Stored data
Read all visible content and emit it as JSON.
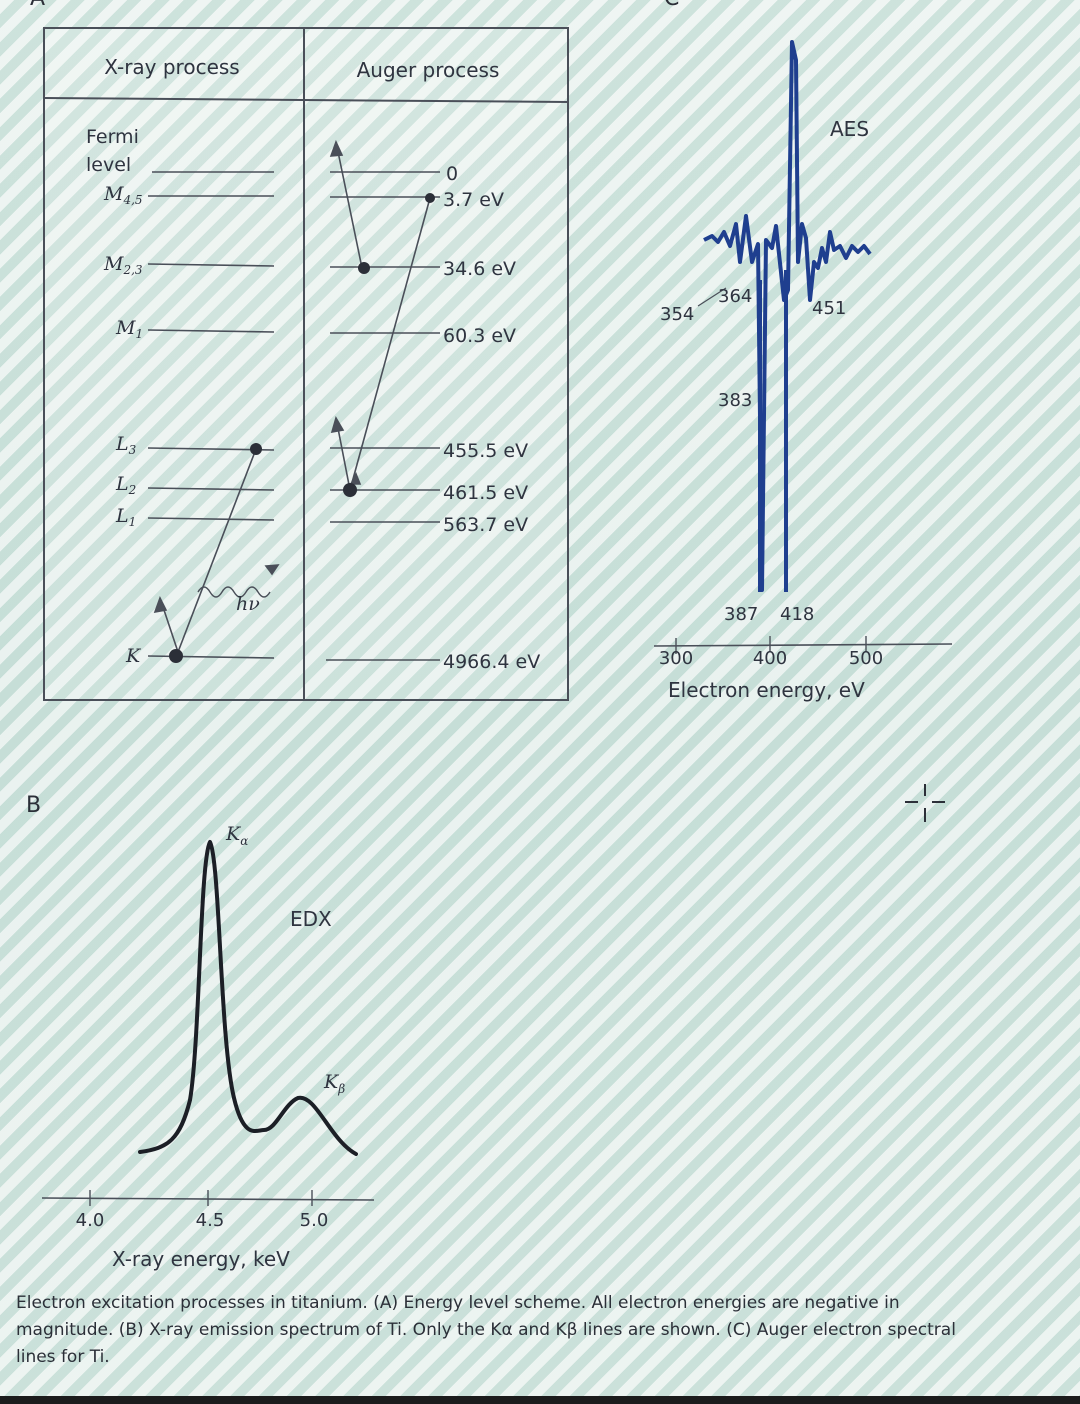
{
  "panels": {
    "a_letter": "A",
    "b_letter": "B",
    "c_letter": "C"
  },
  "panel_a": {
    "header_xray": "X-ray process",
    "header_auger": "Auger process",
    "levels": [
      {
        "label": "Fermi level",
        "energy": "0"
      },
      {
        "label": "M4,5",
        "energy": "3.7 eV"
      },
      {
        "label": "M2,3",
        "energy": "34.6 eV"
      },
      {
        "label": "M1",
        "energy": "60.3 eV"
      },
      {
        "label": "L3",
        "energy": "455.5 eV"
      },
      {
        "label": "L2",
        "energy": "461.5 eV"
      },
      {
        "label": "L1",
        "energy": "563.7 eV"
      },
      {
        "label": "K",
        "energy": "4966.4 eV"
      }
    ],
    "photon_label": "hν"
  },
  "panel_b": {
    "title": "EDX",
    "peak_alpha": "Kα",
    "peak_beta": "Kβ",
    "xlabel": "X-ray energy, keV",
    "ticks": [
      "4.0",
      "4.5",
      "5.0"
    ]
  },
  "panel_c": {
    "title": "AES",
    "xlabel": "Electron energy, eV",
    "ticks": [
      "300",
      "400",
      "500"
    ],
    "peak_labels": [
      "354",
      "364",
      "383",
      "387",
      "418",
      "451"
    ]
  },
  "chart_data": [
    {
      "type": "line",
      "title": "EDX",
      "xlabel": "X-ray energy, keV",
      "ylabel": "",
      "xlim": [
        4.0,
        5.0
      ],
      "peaks": [
        {
          "name": "Kα",
          "x": 4.51,
          "relative_height": 1.0
        },
        {
          "name": "Kβ",
          "x": 4.93,
          "relative_height": 0.2
        }
      ]
    },
    {
      "type": "line",
      "title": "AES",
      "xlabel": "Electron energy, eV",
      "ylabel": "",
      "xlim": [
        300,
        500
      ],
      "labelled_peaks_eV": [
        354,
        364,
        383,
        387,
        418,
        451
      ]
    }
  ],
  "caption": "Electron excitation processes in titanium. (A) Energy level scheme. All electron energies are negative in magnitude. (B) X-ray emission spectrum of Ti. Only the Kα and Kβ lines are shown. (C) Auger electron spectral lines for Ti.",
  "colors": {
    "spectrum": "#1f3f8f",
    "ink": "#2f3440"
  }
}
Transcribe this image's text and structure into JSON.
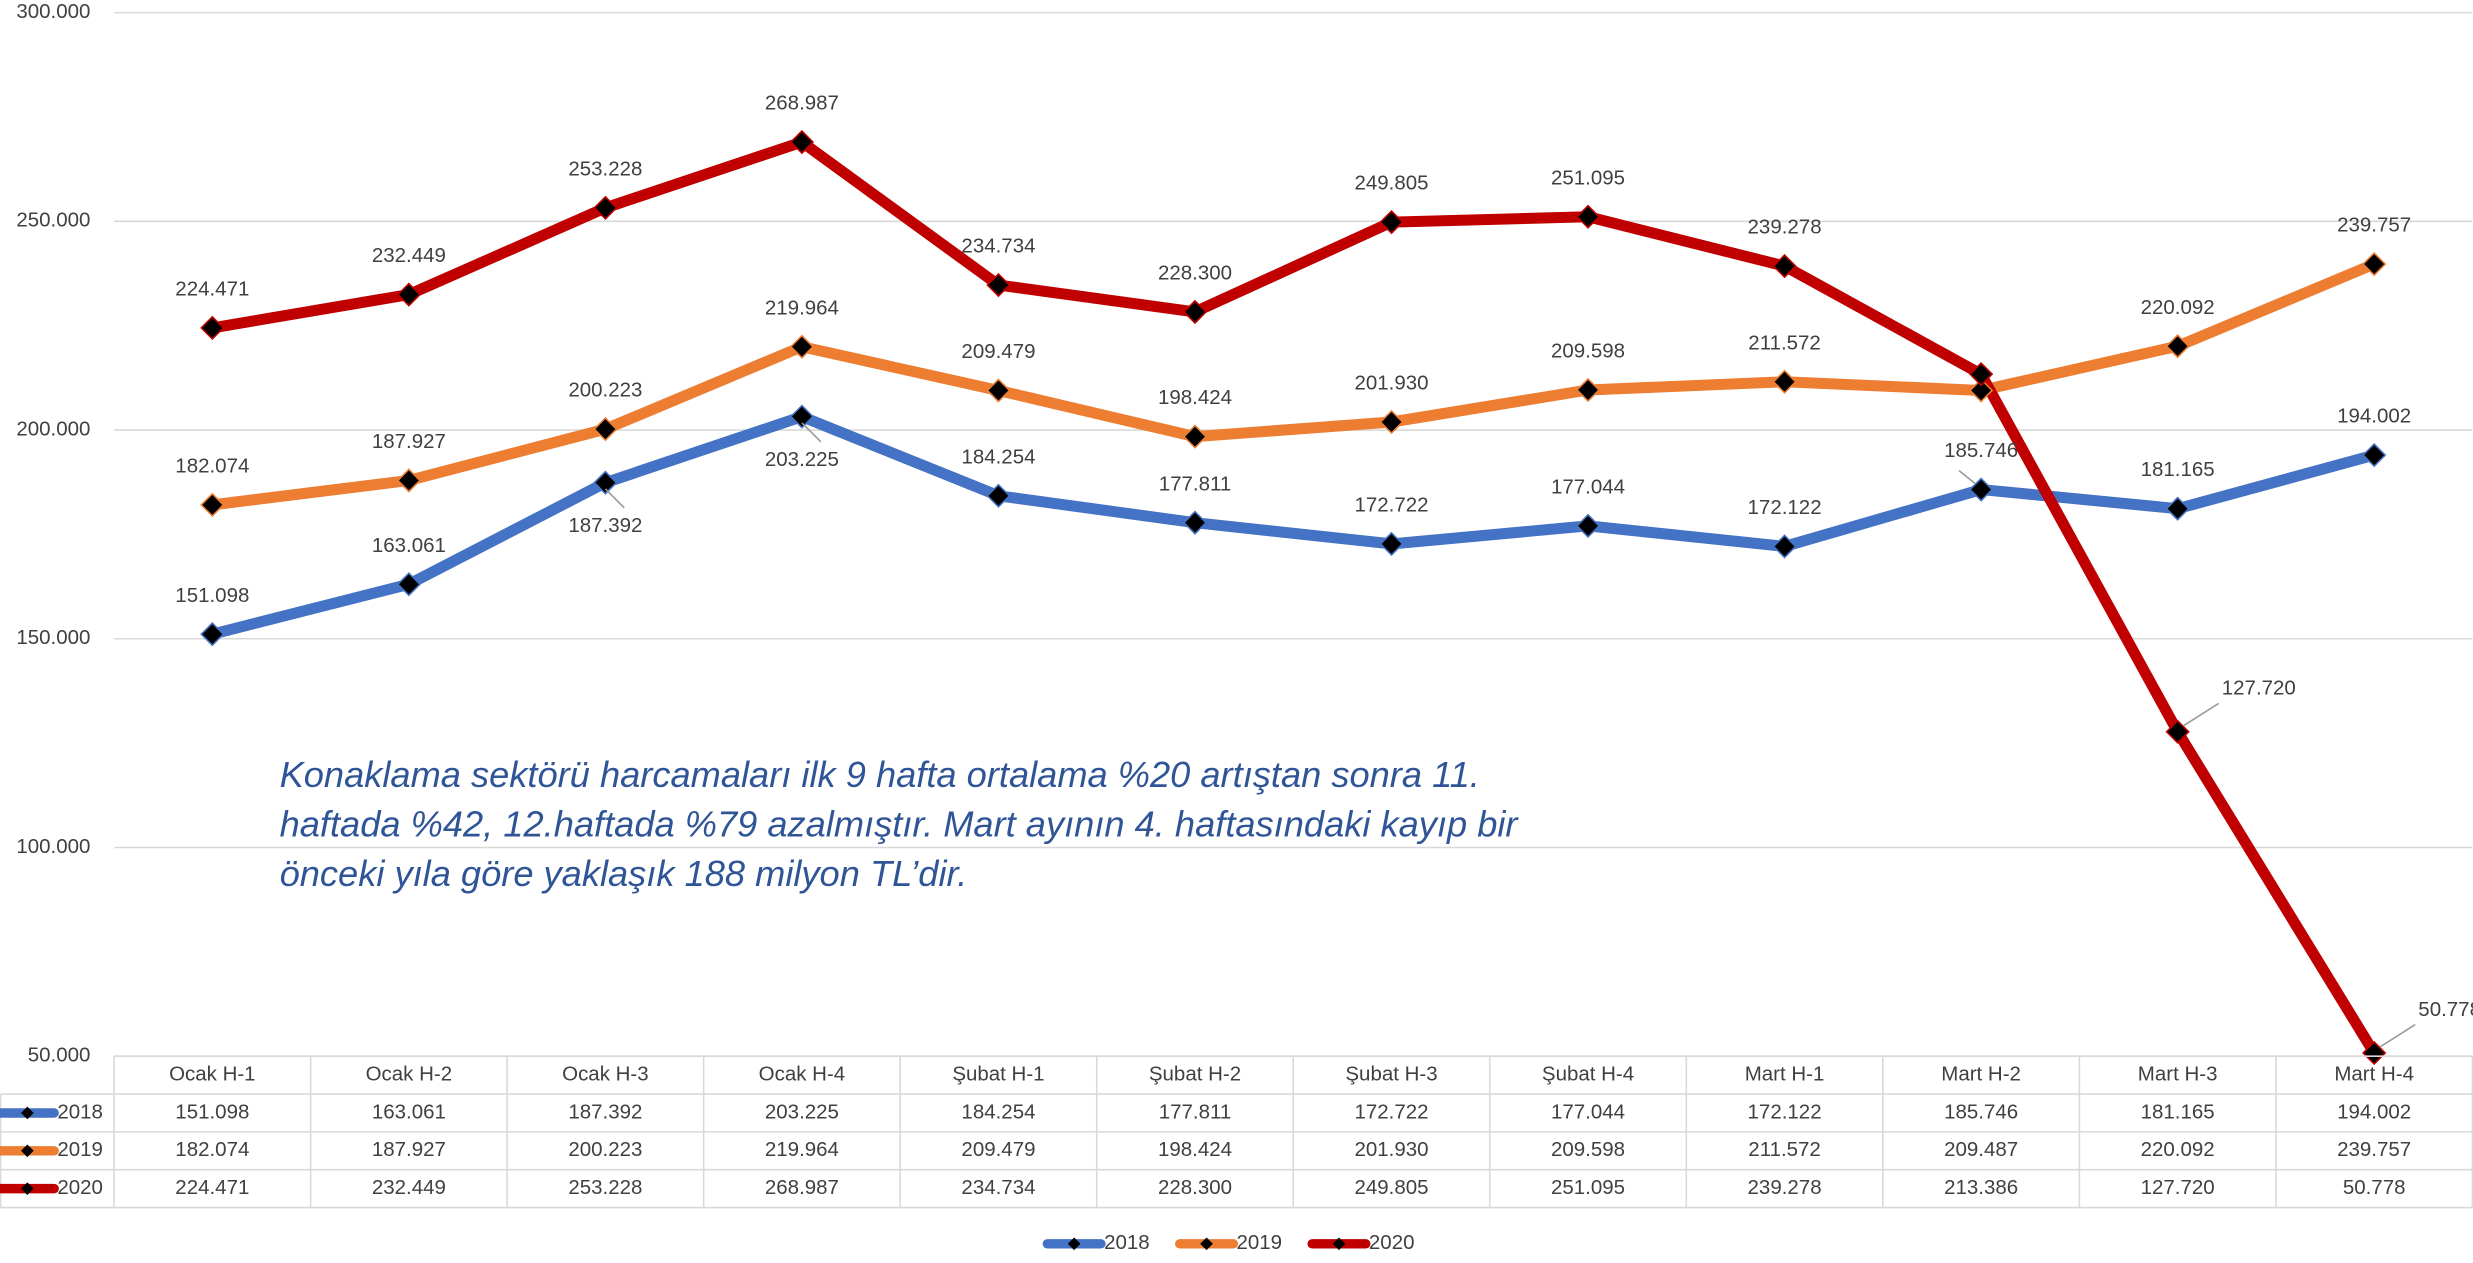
{
  "chart_data": {
    "type": "line",
    "categories": [
      "Ocak H-1",
      "Ocak H-2",
      "Ocak H-3",
      "Ocak H-4",
      "Şubat H-1",
      "Şubat H-2",
      "Şubat H-3",
      "Şubat H-4",
      "Mart H-1",
      "Mart H-2",
      "Mart H-3",
      "Mart H-4"
    ],
    "series": [
      {
        "name": "2018",
        "color": "#4472c4",
        "values": [
          151098,
          163061,
          187392,
          203225,
          184254,
          177811,
          172722,
          177044,
          172122,
          185746,
          181165,
          194002
        ],
        "value_labels": [
          "151.098",
          "163.061",
          "187.392",
          "203.225",
          "184.254",
          "177.811",
          "172.722",
          "177.044",
          "172.122",
          "185.746",
          "181.165",
          "194.002"
        ]
      },
      {
        "name": "2019",
        "color": "#ed7d31",
        "values": [
          182074,
          187927,
          200223,
          219964,
          209479,
          198424,
          201930,
          209598,
          211572,
          209487,
          220092,
          239757
        ],
        "value_labels": [
          "182.074",
          "187.927",
          "200.223",
          "219.964",
          "209.479",
          "198.424",
          "201.930",
          "209.598",
          "211.572",
          "209.487",
          "220.092",
          "239.757"
        ]
      },
      {
        "name": "2020",
        "color": "#c00000",
        "values": [
          224471,
          232449,
          253228,
          268987,
          234734,
          228300,
          249805,
          251095,
          239278,
          213386,
          127720,
          50778
        ],
        "value_labels": [
          "224.471",
          "232.449",
          "253.228",
          "268.987",
          "234.734",
          "228.300",
          "249.805",
          "251.095",
          "239.278",
          "213.386",
          "127.720",
          "50.778"
        ]
      }
    ],
    "ylim": [
      50000,
      300000
    ],
    "yticks": [
      {
        "value": 50000,
        "label": "50.000"
      },
      {
        "value": 100000,
        "label": "100.000"
      },
      {
        "value": 150000,
        "label": "150.000"
      },
      {
        "value": 200000,
        "label": "200.000"
      },
      {
        "value": 250000,
        "label": "250.000"
      },
      {
        "value": 300000,
        "label": "300.000"
      }
    ],
    "grid": true,
    "annotation": [
      "Konaklama sektörü harcamaları ilk 9 hafta ortalama %20 artıştan sonra 11.",
      "haftada %42, 12.haftada %79 azalmıştır. Mart ayının 4. haftasındaki kayıp bir",
      "önceki yıla göre yaklaşık 188 milyon TL’dir."
    ],
    "legend": "bottom"
  }
}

DIRECTIONS FOR THIS TASK »
Copy every line above word for word and exclude the pictures.

SOLUTION FOR THIS EXERCISE »
Read all visible content and emit it as JSON.
{
  "panels": {
    "a_letter": "A",
    "b_letter": "B",
    "c_letter": "C"
  },
  "panel_a": {
    "header_xray": "X-ray process",
    "header_auger": "Auger process",
    "levels": [
      {
        "label": "Fermi level",
        "energy": "0"
      },
      {
        "label": "M4,5",
        "energy": "3.7 eV"
      },
      {
        "label": "M2,3",
        "energy": "34.6 eV"
      },
      {
        "label": "M1",
        "energy": "60.3 eV"
      },
      {
        "label": "L3",
        "energy": "455.5 eV"
      },
      {
        "label": "L2",
        "energy": "461.5 eV"
      },
      {
        "label": "L1",
        "energy": "563.7 eV"
      },
      {
        "label": "K",
        "energy": "4966.4 eV"
      }
    ],
    "photon_label": "hν"
  },
  "panel_b": {
    "title": "EDX",
    "peak_alpha": "Kα",
    "peak_beta": "Kβ",
    "xlabel": "X-ray energy, keV",
    "ticks": [
      "4.0",
      "4.5",
      "5.0"
    ]
  },
  "panel_c": {
    "title": "AES",
    "xlabel": "Electron energy, eV",
    "ticks": [
      "300",
      "400",
      "500"
    ],
    "peak_labels": [
      "354",
      "364",
      "383",
      "387",
      "418",
      "451"
    ]
  },
  "chart_data": [
    {
      "type": "line",
      "title": "EDX",
      "xlabel": "X-ray energy, keV",
      "ylabel": "",
      "xlim": [
        4.0,
        5.0
      ],
      "peaks": [
        {
          "name": "Kα",
          "x": 4.51,
          "relative_height": 1.0
        },
        {
          "name": "Kβ",
          "x": 4.93,
          "relative_height": 0.2
        }
      ]
    },
    {
      "type": "line",
      "title": "AES",
      "xlabel": "Electron energy, eV",
      "ylabel": "",
      "xlim": [
        300,
        500
      ],
      "labelled_peaks_eV": [
        354,
        364,
        383,
        387,
        418,
        451
      ]
    }
  ],
  "caption": "Electron excitation processes in titanium. (A) Energy level scheme. All electron energies are negative in magnitude. (B) X-ray emission spectrum of Ti. Only the Kα and Kβ lines are shown. (C) Auger electron spectral lines for Ti.",
  "colors": {
    "spectrum": "#1f3f8f",
    "ink": "#2f3440"
  }
}
Transcribe this image's text and structure into JSON.
{
  "chart_data": {
    "type": "line",
    "categories": [
      "Ocak H-1",
      "Ocak H-2",
      "Ocak H-3",
      "Ocak H-4",
      "Şubat H-1",
      "Şubat H-2",
      "Şubat H-3",
      "Şubat H-4",
      "Mart H-1",
      "Mart H-2",
      "Mart H-3",
      "Mart H-4"
    ],
    "series": [
      {
        "name": "2018",
        "color": "#4472c4",
        "values": [
          151098,
          163061,
          187392,
          203225,
          184254,
          177811,
          172722,
          177044,
          172122,
          185746,
          181165,
          194002
        ],
        "value_labels": [
          "151.098",
          "163.061",
          "187.392",
          "203.225",
          "184.254",
          "177.811",
          "172.722",
          "177.044",
          "172.122",
          "185.746",
          "181.165",
          "194.002"
        ]
      },
      {
        "name": "2019",
        "color": "#ed7d31",
        "values": [
          182074,
          187927,
          200223,
          219964,
          209479,
          198424,
          201930,
          209598,
          211572,
          209487,
          220092,
          239757
        ],
        "value_labels": [
          "182.074",
          "187.927",
          "200.223",
          "219.964",
          "209.479",
          "198.424",
          "201.930",
          "209.598",
          "211.572",
          "209.487",
          "220.092",
          "239.757"
        ]
      },
      {
        "name": "2020",
        "color": "#c00000",
        "values": [
          224471,
          232449,
          253228,
          268987,
          234734,
          228300,
          249805,
          251095,
          239278,
          213386,
          127720,
          50778
        ],
        "value_labels": [
          "224.471",
          "232.449",
          "253.228",
          "268.987",
          "234.734",
          "228.300",
          "249.805",
          "251.095",
          "239.278",
          "213.386",
          "127.720",
          "50.778"
        ]
      }
    ],
    "ylim": [
      50000,
      300000
    ],
    "yticks": [
      {
        "value": 50000,
        "label": "50.000"
      },
      {
        "value": 100000,
        "label": "100.000"
      },
      {
        "value": 150000,
        "label": "150.000"
      },
      {
        "value": 200000,
        "label": "200.000"
      },
      {
        "value": 250000,
        "label": "250.000"
      },
      {
        "value": 300000,
        "label": "300.000"
      }
    ],
    "grid": true,
    "annotation": [
      "Konaklama sektörü harcamaları ilk 9 hafta ortalama %20 artıştan sonra 11.",
      "haftada %42, 12.haftada %79 azalmıştır. Mart ayının 4. haftasındaki kayıp bir",
      "önceki yıla göre yaklaşık 188 milyon TL’dir."
    ],
    "legend": "bottom"
  }
}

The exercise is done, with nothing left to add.